▸ **Stated exercise**:
What is the number of lines in the entries that include the word "watermark"? Respond with the number only.

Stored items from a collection
######
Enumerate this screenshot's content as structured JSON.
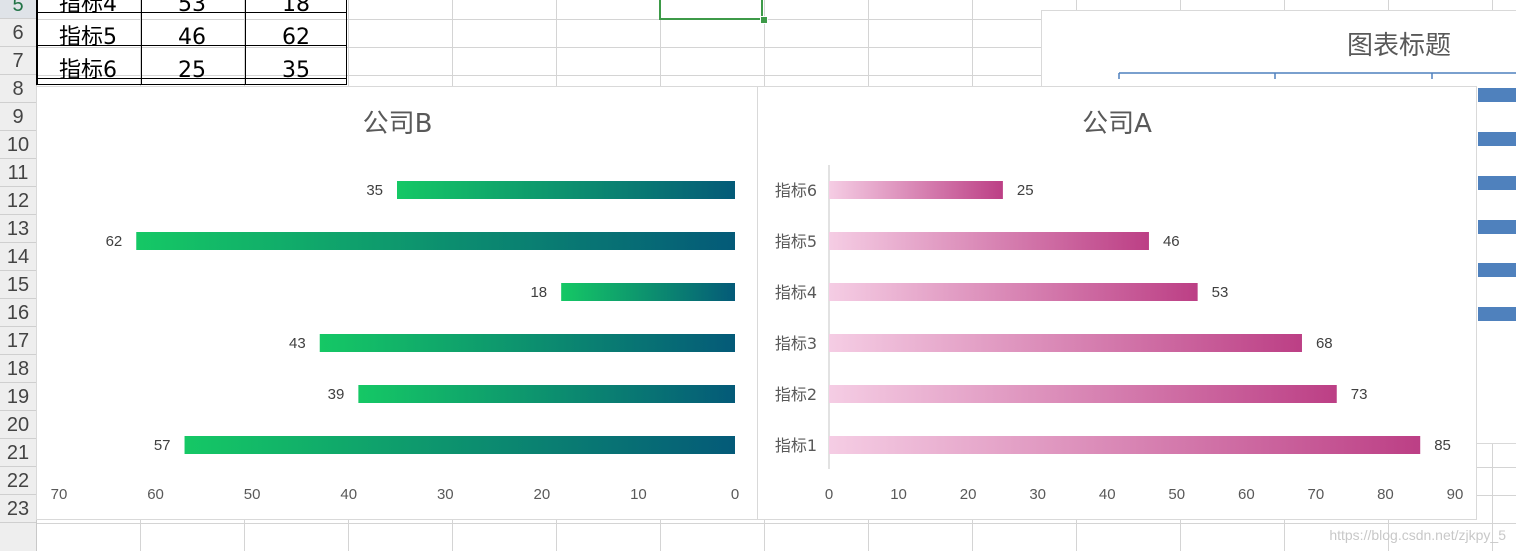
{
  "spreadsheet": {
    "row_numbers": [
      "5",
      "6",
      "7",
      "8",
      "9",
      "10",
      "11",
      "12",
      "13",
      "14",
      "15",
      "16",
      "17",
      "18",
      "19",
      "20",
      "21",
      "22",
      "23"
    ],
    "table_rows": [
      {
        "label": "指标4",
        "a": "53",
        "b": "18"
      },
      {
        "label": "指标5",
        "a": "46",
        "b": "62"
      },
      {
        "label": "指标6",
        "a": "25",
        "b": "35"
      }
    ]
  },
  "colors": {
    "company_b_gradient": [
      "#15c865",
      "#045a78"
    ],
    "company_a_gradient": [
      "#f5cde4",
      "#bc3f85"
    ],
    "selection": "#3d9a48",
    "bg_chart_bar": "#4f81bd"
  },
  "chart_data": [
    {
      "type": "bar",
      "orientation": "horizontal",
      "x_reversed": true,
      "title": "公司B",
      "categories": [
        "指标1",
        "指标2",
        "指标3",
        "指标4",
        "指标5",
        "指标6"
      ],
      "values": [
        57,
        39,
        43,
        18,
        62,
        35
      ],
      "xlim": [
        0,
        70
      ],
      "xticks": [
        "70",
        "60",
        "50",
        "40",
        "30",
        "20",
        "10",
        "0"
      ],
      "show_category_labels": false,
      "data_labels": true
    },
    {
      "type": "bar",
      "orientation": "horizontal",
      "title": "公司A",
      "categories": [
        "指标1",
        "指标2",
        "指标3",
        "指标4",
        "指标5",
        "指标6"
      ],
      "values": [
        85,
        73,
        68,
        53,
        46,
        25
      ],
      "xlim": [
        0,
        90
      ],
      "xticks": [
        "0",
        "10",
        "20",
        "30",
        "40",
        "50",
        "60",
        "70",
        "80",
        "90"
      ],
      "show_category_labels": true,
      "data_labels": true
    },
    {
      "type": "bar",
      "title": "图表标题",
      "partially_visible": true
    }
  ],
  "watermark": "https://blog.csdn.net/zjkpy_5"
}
######
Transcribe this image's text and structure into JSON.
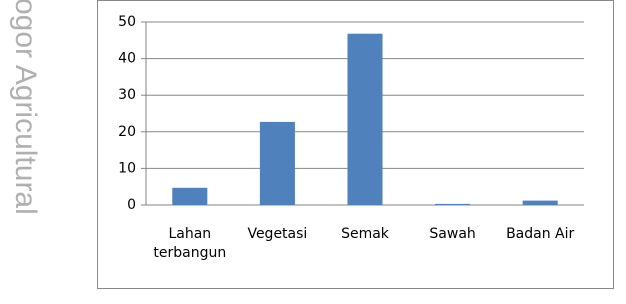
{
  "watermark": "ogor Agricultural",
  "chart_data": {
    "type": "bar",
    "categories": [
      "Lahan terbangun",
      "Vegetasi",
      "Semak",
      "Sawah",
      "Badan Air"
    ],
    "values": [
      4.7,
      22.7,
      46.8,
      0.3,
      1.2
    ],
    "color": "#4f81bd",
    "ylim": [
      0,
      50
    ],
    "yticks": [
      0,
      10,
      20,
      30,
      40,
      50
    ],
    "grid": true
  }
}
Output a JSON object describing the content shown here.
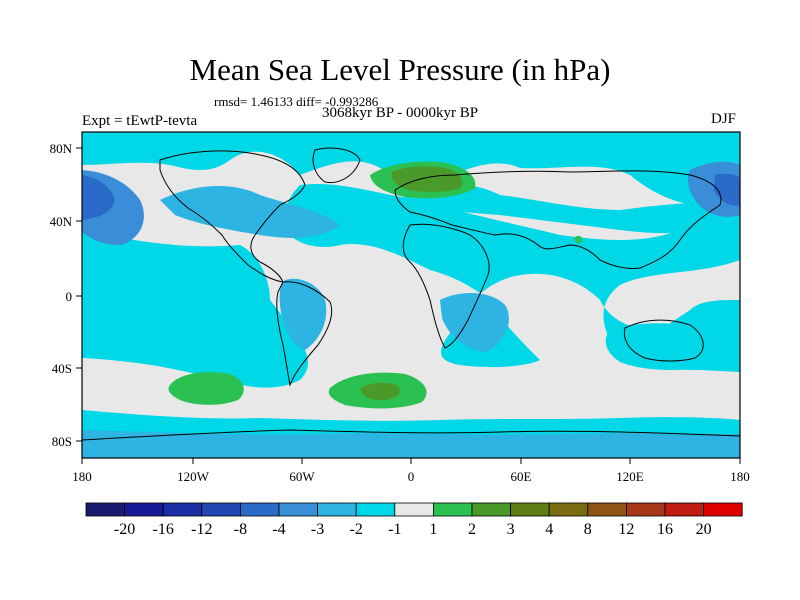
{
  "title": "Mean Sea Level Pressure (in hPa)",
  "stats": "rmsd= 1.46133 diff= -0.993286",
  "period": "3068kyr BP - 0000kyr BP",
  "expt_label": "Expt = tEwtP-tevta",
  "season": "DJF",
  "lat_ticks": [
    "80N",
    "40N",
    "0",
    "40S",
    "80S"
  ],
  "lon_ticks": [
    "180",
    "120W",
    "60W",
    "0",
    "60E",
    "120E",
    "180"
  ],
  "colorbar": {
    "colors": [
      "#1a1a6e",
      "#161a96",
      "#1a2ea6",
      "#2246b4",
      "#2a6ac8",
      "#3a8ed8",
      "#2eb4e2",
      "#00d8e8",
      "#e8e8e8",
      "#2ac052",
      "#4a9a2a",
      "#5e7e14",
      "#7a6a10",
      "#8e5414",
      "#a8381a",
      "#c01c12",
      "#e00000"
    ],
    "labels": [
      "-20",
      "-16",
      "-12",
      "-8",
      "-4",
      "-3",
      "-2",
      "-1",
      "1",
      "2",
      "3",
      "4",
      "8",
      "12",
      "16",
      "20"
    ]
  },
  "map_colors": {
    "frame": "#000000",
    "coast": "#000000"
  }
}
######
▸ **Right answer**:
2